- _Problem details_
Beginning at the line with "What text is on this page?", output each line to the end of the listing below exactly, please.

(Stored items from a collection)

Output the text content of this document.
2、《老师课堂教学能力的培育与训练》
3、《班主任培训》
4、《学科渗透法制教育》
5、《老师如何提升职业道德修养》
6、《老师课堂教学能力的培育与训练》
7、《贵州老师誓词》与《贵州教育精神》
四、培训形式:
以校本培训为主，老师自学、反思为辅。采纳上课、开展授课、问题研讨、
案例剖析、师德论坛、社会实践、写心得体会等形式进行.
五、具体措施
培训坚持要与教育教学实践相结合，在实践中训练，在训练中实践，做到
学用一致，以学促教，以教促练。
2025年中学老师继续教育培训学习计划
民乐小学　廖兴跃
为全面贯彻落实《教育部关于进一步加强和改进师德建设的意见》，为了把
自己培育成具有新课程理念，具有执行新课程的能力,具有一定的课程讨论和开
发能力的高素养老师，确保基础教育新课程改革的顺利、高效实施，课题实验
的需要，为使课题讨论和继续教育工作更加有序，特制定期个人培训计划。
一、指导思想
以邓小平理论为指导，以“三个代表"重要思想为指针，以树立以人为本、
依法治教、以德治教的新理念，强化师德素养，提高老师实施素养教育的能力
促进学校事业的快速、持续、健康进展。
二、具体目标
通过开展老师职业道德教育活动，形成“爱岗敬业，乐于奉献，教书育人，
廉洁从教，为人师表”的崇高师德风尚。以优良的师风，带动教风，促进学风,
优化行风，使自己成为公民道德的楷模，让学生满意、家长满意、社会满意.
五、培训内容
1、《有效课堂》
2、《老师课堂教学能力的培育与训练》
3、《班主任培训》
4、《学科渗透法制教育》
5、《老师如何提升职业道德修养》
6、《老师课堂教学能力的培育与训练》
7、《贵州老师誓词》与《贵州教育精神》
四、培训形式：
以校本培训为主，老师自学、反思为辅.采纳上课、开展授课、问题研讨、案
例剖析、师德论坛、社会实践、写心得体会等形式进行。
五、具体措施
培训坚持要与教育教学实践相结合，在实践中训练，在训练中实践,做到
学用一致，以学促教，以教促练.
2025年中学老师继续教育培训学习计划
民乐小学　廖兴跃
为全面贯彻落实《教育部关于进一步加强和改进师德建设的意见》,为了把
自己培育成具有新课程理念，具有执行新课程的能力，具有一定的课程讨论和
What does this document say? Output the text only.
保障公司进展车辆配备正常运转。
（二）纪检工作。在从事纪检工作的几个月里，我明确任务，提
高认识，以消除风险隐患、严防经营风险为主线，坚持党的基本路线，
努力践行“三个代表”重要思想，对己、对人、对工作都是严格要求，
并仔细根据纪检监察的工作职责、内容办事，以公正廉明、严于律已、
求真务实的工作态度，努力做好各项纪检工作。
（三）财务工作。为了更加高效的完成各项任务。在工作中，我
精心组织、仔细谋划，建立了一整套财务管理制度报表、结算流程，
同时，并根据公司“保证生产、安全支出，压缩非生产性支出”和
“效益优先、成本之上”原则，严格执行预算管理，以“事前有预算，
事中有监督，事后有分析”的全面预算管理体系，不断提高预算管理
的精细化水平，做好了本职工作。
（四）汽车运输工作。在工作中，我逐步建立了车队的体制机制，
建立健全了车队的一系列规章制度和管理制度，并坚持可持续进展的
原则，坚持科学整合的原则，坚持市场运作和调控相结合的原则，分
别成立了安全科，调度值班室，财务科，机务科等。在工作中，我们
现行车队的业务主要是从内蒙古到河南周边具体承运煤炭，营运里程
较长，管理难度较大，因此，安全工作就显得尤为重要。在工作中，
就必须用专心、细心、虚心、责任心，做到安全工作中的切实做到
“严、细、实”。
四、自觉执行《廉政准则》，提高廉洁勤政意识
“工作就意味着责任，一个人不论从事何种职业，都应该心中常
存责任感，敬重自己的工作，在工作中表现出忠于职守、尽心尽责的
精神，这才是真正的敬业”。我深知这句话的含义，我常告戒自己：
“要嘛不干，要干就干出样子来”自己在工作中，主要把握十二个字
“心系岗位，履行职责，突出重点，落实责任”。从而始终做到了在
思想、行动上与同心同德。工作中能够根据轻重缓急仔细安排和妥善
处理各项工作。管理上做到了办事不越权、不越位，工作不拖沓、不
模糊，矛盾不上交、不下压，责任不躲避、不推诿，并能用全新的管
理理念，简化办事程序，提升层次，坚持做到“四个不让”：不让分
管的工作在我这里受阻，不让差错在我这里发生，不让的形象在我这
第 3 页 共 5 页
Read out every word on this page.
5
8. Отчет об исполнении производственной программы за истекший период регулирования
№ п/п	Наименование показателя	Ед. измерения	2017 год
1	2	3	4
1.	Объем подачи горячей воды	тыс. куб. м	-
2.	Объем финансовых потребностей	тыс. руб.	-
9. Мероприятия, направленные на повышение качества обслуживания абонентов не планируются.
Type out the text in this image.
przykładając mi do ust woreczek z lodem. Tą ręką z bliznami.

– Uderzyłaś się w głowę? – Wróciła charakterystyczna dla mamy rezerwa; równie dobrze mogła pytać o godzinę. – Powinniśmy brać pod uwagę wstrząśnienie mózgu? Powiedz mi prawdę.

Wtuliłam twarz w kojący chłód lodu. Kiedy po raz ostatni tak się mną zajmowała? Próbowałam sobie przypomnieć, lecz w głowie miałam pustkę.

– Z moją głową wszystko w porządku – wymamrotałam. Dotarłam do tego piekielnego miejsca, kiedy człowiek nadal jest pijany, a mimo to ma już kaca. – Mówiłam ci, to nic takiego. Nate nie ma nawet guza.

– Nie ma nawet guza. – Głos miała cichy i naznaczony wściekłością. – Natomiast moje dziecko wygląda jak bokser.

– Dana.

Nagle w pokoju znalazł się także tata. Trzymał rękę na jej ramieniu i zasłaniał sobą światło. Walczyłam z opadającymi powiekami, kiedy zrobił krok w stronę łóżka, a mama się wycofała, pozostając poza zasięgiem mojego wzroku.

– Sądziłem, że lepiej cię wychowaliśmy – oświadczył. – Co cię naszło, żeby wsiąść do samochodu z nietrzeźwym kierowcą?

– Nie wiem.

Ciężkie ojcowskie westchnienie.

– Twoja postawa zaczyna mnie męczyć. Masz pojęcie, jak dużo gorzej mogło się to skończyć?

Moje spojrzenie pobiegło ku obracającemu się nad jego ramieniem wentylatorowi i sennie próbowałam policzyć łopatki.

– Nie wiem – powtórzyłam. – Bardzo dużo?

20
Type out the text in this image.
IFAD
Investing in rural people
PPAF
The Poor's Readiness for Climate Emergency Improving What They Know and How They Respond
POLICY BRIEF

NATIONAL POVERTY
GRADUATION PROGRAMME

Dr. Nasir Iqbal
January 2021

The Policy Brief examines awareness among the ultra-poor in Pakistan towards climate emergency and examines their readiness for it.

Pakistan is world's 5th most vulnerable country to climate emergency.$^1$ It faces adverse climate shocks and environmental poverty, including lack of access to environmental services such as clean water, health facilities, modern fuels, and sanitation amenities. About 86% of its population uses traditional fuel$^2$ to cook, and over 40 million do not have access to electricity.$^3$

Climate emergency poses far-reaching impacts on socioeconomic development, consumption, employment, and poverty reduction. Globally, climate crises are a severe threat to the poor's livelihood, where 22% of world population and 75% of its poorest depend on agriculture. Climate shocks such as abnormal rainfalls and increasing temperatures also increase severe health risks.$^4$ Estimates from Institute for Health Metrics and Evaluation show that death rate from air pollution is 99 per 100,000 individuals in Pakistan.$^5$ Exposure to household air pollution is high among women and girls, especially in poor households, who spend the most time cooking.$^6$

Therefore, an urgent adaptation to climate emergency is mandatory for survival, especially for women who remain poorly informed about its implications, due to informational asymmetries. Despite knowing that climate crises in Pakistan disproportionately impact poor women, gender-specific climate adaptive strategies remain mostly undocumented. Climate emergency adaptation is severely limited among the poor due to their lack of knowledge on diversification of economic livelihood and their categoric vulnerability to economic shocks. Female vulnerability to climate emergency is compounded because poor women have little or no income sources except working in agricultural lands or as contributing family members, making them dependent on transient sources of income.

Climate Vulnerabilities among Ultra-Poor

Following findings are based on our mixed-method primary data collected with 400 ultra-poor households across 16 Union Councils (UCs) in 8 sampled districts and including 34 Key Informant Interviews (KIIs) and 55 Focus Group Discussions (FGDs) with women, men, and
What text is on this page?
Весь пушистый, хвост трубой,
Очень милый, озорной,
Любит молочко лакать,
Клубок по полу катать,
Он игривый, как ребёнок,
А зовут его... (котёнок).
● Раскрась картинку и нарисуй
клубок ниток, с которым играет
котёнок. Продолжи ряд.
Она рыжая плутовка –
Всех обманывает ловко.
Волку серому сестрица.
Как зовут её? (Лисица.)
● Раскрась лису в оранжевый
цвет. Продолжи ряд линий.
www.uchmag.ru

- _Result for this exercise_
What text is on this page?
Весь пушистый, хвост трубой,
Очень милый, озорной,
Любит молочко лакать,
Клубок по полу катать,
Он игривый, как ребёнок,
А зовут его... (котёнок).
● Раскрась картинку и нарисуй
клубок ниток, с которым играет
котёнок. Продолжи ряд.
Она рыжая плутовка –
Всех обманывает ловко.
Волку серому сестрица.
Как зовут её? (Лисица.)
● Раскрась лису в оранжевый
цвет. Продолжи ряд линий.
www.uchmag.ru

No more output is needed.